In this exercise, reproduce all the entries that follow exactly.

[begin Given records]

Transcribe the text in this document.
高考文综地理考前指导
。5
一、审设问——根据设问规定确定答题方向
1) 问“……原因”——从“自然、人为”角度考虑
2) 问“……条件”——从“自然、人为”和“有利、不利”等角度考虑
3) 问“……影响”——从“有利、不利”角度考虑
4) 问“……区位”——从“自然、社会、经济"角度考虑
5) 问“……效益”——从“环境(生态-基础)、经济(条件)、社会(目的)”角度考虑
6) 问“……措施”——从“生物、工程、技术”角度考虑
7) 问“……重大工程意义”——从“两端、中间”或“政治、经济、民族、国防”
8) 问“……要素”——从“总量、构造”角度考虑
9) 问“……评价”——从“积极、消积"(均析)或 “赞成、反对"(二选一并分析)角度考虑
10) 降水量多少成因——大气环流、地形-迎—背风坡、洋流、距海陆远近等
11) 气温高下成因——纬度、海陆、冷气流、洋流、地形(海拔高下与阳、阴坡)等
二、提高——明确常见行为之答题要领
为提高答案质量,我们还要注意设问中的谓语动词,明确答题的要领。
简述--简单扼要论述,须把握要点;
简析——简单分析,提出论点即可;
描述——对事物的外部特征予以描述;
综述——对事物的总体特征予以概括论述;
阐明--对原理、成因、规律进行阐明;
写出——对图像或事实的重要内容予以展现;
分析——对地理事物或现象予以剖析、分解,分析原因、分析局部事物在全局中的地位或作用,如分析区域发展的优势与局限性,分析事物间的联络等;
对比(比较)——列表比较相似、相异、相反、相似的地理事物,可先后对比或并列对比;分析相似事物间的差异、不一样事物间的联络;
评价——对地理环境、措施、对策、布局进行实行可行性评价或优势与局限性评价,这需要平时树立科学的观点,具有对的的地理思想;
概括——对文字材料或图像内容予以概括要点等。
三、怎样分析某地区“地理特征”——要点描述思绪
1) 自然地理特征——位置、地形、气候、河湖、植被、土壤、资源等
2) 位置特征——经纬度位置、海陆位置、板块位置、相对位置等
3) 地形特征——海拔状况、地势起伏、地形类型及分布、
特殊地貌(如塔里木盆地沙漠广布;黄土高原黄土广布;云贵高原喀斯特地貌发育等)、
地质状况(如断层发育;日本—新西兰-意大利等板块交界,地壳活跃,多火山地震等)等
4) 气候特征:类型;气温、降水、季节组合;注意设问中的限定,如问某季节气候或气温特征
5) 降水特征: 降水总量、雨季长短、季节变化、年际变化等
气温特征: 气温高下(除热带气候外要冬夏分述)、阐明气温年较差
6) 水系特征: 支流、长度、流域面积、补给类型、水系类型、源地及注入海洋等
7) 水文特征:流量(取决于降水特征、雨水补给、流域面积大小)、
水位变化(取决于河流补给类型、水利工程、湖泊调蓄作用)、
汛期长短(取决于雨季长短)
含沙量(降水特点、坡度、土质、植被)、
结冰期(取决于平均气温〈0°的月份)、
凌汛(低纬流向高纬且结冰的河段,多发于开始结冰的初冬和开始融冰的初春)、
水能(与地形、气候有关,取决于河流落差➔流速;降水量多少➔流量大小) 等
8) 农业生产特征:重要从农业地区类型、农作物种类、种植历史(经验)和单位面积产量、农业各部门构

[end Given records]

• [Full answer]:
Transcribe the text in this document.
高考文综地理考前指导
。5
一、审设问——根据设问规定确定答题方向
1) 问“……原因”——从“自然、人为”角度考虑
2) 问“……条件”——从“自然、人为”和“有利、不利”等角度考虑
3) 问“……影响”——从“有利、不利”角度考虑
4) 问“……区位”——从“自然、社会、经济"角度考虑
5) 问“……效益”——从“环境(生态-基础)、经济(条件)、社会(目的)”角度考虑
6) 问“……措施”——从“生物、工程、技术”角度考虑
7) 问“……重大工程意义”——从“两端、中间”或“政治、经济、民族、国防”
8) 问“……要素”——从“总量、构造”角度考虑
9) 问“……评价”——从“积极、消积"(均析)或 “赞成、反对"(二选一并分析)角度考虑
10) 降水量多少成因——大气环流、地形-迎—背风坡、洋流、距海陆远近等
11) 气温高下成因——纬度、海陆、冷气流、洋流、地形(海拔高下与阳、阴坡)等
二、提高——明确常见行为之答题要领
为提高答案质量,我们还要注意设问中的谓语动词,明确答题的要领。
简述--简单扼要论述,须把握要点;
简析——简单分析,提出论点即可;
描述——对事物的外部特征予以描述;
综述——对事物的总体特征予以概括论述;
阐明--对原理、成因、规律进行阐明;
写出——对图像或事实的重要内容予以展现;
分析——对地理事物或现象予以剖析、分解,分析原因、分析局部事物在全局中的地位或作用,如分析区域发展的优势与局限性,分析事物间的联络等;
对比(比较)——列表比较相似、相异、相反、相似的地理事物,可先后对比或并列对比;分析相似事物间的差异、不一样事物间的联络;
评价——对地理环境、措施、对策、布局进行实行可行性评价或优势与局限性评价,这需要平时树立科学的观点,具有对的的地理思想;
概括——对文字材料或图像内容予以概括要点等。
三、怎样分析某地区“地理特征”——要点描述思绪
1) 自然地理特征——位置、地形、气候、河湖、植被、土壤、资源等
2) 位置特征——经纬度位置、海陆位置、板块位置、相对位置等
3) 地形特征——海拔状况、地势起伏、地形类型及分布、
特殊地貌(如塔里木盆地沙漠广布;黄土高原黄土广布;云贵高原喀斯特地貌发育等)、
地质状况(如断层发育;日本—新西兰-意大利等板块交界,地壳活跃,多火山地震等)等
4) 气候特征:类型;气温、降水、季节组合;注意设问中的限定,如问某季节气候或气温特征
5) 降水特征: 降水总量、雨季长短、季节变化、年际变化等
气温特征: 气温高下(除热带气候外要冬夏分述)、阐明气温年较差
6) 水系特征: 支流、长度、流域面积、补给类型、水系类型、源地及注入海洋等
7) 水文特征:流量(取决于降水特征、雨水补给、流域面积大小)、
水位变化(取决于河流补给类型、水利工程、湖泊调蓄作用)、
汛期长短(取决于雨季长短)
含沙量(降水特点、坡度、土质、植被)、
结冰期(取决于平均气温〈0°的月份)、
凌汛(低纬流向高纬且结冰的河段,多发于开始结冰的初冬和开始融冰的初春)、
水能(与地形、气候有关,取决于河流落差➔流速;降水量多少➔流量大小) 等
8) 农业生产特征:重要从农业地区类型、农作物种类、种植历史(经验)和单位面积产量、农业各部门构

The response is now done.